[Dataset rows about figures]
——————————

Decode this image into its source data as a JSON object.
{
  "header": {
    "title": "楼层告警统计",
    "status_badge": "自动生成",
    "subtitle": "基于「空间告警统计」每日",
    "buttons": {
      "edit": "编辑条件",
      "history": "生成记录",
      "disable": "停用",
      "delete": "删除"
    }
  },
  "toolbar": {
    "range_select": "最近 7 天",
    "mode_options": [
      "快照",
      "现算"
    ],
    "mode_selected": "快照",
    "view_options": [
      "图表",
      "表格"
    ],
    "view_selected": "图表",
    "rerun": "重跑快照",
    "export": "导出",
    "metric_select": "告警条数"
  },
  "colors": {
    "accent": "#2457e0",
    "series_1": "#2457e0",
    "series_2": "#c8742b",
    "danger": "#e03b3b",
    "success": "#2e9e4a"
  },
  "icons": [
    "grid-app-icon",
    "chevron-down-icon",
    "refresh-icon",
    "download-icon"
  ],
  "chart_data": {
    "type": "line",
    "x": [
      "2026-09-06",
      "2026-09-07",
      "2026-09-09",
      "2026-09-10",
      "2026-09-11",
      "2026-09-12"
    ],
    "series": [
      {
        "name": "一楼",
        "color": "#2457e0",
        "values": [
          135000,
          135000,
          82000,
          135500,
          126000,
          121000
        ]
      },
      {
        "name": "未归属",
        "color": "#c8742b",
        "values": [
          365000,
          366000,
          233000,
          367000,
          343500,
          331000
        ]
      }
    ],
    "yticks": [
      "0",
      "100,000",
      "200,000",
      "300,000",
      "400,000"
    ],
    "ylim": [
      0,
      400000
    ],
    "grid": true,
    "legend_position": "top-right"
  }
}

——————————

# WHAT THE EXERCISE ASKS
All records above must be set down exactly, please.

# EXERCISE SOLUTION
Decode this image into its source data as a JSON object.
{
  "header": {
    "title": "楼层告警统计",
    "status_badge": "自动生成",
    "subtitle": "基于「空间告警统计」每日",
    "buttons": {
      "edit": "编辑条件",
      "history": "生成记录",
      "disable": "停用",
      "delete": "删除"
    }
  },
  "toolbar": {
    "range_select": "最近 7 天",
    "mode_options": [
      "快照",
      "现算"
    ],
    "mode_selected": "快照",
    "view_options": [
      "图表",
      "表格"
    ],
    "view_selected": "图表",
    "rerun": "重跑快照",
    "export": "导出",
    "metric_select": "告警条数"
  },
  "colors": {
    "accent": "#2457e0",
    "series_1": "#2457e0",
    "series_2": "#c8742b",
    "danger": "#e03b3b",
    "success": "#2e9e4a"
  },
  "icons": [
    "grid-app-icon",
    "chevron-down-icon",
    "refresh-icon",
    "download-icon"
  ],
  "chart_data": {
    "type": "line",
    "x": [
      "2026-09-06",
      "2026-09-07",
      "2026-09-09",
      "2026-09-10",
      "2026-09-11",
      "2026-09-12"
    ],
    "series": [
      {
        "name": "一楼",
        "color": "#2457e0",
        "values": [
          135000,
          135000,
          82000,
          135500,
          126000,
          121000
        ]
      },
      {
        "name": "未归属",
        "color": "#c8742b",
        "values": [
          365000,
          366000,
          233000,
          367000,
          343500,
          331000
        ]
      }
    ],
    "yticks": [
      "0",
      "100,000",
      "200,000",
      "300,000",
      "400,000"
    ],
    "ylim": [
      0,
      400000
    ],
    "grid": true,
    "legend_position": "top-right"
  }
}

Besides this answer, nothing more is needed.